Goal
Quote the listing below in its entirety.

[Dataset entries]
--------------------------------------------------

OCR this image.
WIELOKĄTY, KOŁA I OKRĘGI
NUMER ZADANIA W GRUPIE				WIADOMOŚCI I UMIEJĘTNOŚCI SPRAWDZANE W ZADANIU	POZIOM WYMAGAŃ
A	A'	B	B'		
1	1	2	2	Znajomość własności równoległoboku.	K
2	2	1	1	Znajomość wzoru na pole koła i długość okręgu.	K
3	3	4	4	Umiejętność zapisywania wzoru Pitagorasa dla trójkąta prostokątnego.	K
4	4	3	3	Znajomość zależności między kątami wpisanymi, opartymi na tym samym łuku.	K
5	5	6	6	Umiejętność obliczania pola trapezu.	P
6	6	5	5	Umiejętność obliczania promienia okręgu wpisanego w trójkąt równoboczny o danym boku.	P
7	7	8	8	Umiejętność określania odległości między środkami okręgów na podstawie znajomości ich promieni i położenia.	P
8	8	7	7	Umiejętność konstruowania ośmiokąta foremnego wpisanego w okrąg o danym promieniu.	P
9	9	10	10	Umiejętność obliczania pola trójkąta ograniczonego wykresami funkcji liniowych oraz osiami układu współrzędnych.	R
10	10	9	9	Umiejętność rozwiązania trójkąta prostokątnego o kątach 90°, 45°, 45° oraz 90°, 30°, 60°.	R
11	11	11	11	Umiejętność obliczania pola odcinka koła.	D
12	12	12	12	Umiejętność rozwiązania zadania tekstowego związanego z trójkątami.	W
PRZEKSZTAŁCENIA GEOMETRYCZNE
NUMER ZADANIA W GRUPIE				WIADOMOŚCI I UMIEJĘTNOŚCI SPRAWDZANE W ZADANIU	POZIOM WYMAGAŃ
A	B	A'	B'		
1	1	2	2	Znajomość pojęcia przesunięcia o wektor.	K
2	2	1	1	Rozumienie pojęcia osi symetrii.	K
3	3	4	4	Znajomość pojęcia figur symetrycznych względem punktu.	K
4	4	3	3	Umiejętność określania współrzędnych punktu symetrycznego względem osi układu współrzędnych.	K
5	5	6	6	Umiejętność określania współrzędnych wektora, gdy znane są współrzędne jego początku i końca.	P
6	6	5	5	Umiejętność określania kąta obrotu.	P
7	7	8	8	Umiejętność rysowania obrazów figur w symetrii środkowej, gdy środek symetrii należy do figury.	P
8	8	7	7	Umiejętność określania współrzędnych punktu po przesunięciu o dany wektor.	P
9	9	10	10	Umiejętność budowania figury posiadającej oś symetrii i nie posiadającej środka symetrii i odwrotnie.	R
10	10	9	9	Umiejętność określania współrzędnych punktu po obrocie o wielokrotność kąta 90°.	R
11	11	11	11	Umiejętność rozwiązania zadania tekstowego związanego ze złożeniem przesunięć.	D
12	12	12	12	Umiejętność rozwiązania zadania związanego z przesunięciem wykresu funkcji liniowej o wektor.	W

--------------------------------------------------

Completed exercise
OCR this image.
WIELOKĄTY, KOŁA I OKRĘGI
NUMER ZADANIA W GRUPIE				WIADOMOŚCI I UMIEJĘTNOŚCI SPRAWDZANE W ZADANIU	POZIOM WYMAGAŃ
A	A'	B	B'		
1	1	2	2	Znajomość własności równoległoboku.	K
2	2	1	1	Znajomość wzoru na pole koła i długość okręgu.	K
3	3	4	4	Umiejętność zapisywania wzoru Pitagorasa dla trójkąta prostokątnego.	K
4	4	3	3	Znajomość zależności między kątami wpisanymi, opartymi na tym samym łuku.	K
5	5	6	6	Umiejętność obliczania pola trapezu.	P
6	6	5	5	Umiejętność obliczania promienia okręgu wpisanego w trójkąt równoboczny o danym boku.	P
7	7	8	8	Umiejętność określania odległości między środkami okręgów na podstawie znajomości ich promieni i położenia.	P
8	8	7	7	Umiejętność konstruowania ośmiokąta foremnego wpisanego w okrąg o danym promieniu.	P
9	9	10	10	Umiejętność obliczania pola trójkąta ograniczonego wykresami funkcji liniowych oraz osiami układu współrzędnych.	R
10	10	9	9	Umiejętność rozwiązania trójkąta prostokątnego o kątach 90°, 45°, 45° oraz 90°, 30°, 60°.	R
11	11	11	11	Umiejętność obliczania pola odcinka koła.	D
12	12	12	12	Umiejętność rozwiązania zadania tekstowego związanego z trójkątami.	W
PRZEKSZTAŁCENIA GEOMETRYCZNE
NUMER ZADANIA W GRUPIE				WIADOMOŚCI I UMIEJĘTNOŚCI SPRAWDZANE W ZADANIU	POZIOM WYMAGAŃ
A	B	A'	B'		
1	1	2	2	Znajomość pojęcia przesunięcia o wektor.	K
2	2	1	1	Rozumienie pojęcia osi symetrii.	K
3	3	4	4	Znajomość pojęcia figur symetrycznych względem punktu.	K
4	4	3	3	Umiejętność określania współrzędnych punktu symetrycznego względem osi układu współrzędnych.	K
5	5	6	6	Umiejętność określania współrzędnych wektora, gdy znane są współrzędne jego początku i końca.	P
6	6	5	5	Umiejętność określania kąta obrotu.	P
7	7	8	8	Umiejętność rysowania obrazów figur w symetrii środkowej, gdy środek symetrii należy do figury.	P
8	8	7	7	Umiejętność określania współrzędnych punktu po przesunięciu o dany wektor.	P
9	9	10	10	Umiejętność budowania figury posiadającej oś symetrii i nie posiadającej środka symetrii i odwrotnie.	R
10	10	9	9	Umiejętność określania współrzędnych punktu po obrocie o wielokrotność kąta 90°.	R
11	11	11	11	Umiejętność rozwiązania zadania tekstowego związanego ze złożeniem przesunięć.	D
12	12	12	12	Umiejętność rozwiązania zadania związanego z przesunięciem wykresu funkcji liniowej o wektor.	W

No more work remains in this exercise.